Figure record listings:

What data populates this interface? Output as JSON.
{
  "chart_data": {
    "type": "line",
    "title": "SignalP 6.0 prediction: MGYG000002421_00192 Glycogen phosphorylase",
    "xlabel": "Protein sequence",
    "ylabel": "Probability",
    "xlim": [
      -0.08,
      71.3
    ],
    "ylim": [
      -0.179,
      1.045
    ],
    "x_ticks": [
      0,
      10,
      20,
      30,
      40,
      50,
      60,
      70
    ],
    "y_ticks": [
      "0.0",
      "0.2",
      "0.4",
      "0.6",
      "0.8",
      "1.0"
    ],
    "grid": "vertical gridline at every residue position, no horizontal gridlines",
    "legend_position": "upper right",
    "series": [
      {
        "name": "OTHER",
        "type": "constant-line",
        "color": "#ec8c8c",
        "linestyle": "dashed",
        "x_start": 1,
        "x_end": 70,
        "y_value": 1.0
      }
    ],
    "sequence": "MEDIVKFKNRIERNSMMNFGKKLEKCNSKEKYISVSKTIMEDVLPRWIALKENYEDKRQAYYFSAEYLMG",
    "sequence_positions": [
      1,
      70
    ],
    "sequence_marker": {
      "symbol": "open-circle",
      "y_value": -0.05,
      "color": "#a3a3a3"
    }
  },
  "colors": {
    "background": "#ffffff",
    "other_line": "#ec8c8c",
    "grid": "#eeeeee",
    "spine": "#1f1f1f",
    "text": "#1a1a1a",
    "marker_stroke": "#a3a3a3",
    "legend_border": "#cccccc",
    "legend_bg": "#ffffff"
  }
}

_INSTRUCTIONS TO FOLLOW_
Your reply must consist of one number, the count of lines in the entries that hold "ffffff".

_RESPONSE AREA_
2